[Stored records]
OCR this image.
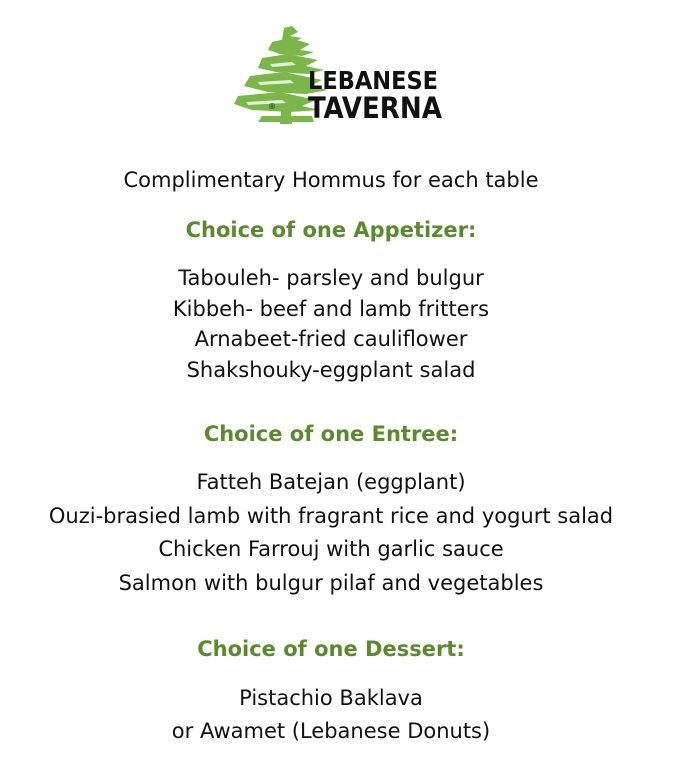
®
LEBANESE
TAVERNA
Complimentary Hommus for each table
Choice of one Appetizer:
Tabouleh- parsley and bulgur
Kibbeh- beef and lamb fritters
Arnabeet-fried cauliflower
Shakshouky-eggplant salad
Choice of one Entree:
Fatteh Batejan (eggplant)
Ouzi-brasied lamb with fragrant rice and yogurt salad
Chicken Farrouj with garlic sauce
Salmon with bulgur pilaf and vegetables
Choice of one Dessert:
Pistachio Baklava
or Awamet (Lebanese Donuts)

*TASK DIRECTIONS*: Return every line above in which the string "Choice" occurs.

*EXERCISE ANSWER*:
Choice of one Appetizer:
Choice of one Entree:
Choice of one Dessert:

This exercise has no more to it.